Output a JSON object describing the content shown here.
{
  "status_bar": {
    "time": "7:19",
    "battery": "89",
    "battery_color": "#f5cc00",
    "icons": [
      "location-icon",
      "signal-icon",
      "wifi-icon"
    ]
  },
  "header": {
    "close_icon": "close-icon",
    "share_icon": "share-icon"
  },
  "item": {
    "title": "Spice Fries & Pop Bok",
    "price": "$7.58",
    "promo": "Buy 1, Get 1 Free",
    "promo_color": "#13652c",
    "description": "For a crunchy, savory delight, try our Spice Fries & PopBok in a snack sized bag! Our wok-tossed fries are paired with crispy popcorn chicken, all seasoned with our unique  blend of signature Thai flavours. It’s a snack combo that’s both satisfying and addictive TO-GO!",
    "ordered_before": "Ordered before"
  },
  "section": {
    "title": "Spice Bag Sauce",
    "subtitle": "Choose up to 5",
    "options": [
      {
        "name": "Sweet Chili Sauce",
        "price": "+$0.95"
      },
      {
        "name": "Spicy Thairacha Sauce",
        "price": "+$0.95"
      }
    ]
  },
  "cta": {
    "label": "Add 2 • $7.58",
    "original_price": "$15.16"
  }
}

> _Prompt_
The full set of records should be duplicated exactly.

> _Problem solution_
Output a JSON object describing the content shown here.
{
  "status_bar": {
    "time": "7:19",
    "battery": "89",
    "battery_color": "#f5cc00",
    "icons": [
      "location-icon",
      "signal-icon",
      "wifi-icon"
    ]
  },
  "header": {
    "close_icon": "close-icon",
    "share_icon": "share-icon"
  },
  "item": {
    "title": "Spice Fries & Pop Bok",
    "price": "$7.58",
    "promo": "Buy 1, Get 1 Free",
    "promo_color": "#13652c",
    "description": "For a crunchy, savory delight, try our Spice Fries & PopBok in a snack sized bag! Our wok-tossed fries are paired with crispy popcorn chicken, all seasoned with our unique  blend of signature Thai flavours. It’s a snack combo that’s both satisfying and addictive TO-GO!",
    "ordered_before": "Ordered before"
  },
  "section": {
    "title": "Spice Bag Sauce",
    "subtitle": "Choose up to 5",
    "options": [
      {
        "name": "Sweet Chili Sauce",
        "price": "+$0.95"
      },
      {
        "name": "Spicy Thairacha Sauce",
        "price": "+$0.95"
      }
    ]
  },
  "cta": {
    "label": "Add 2 • $7.58",
    "original_price": "$15.16"
  }
}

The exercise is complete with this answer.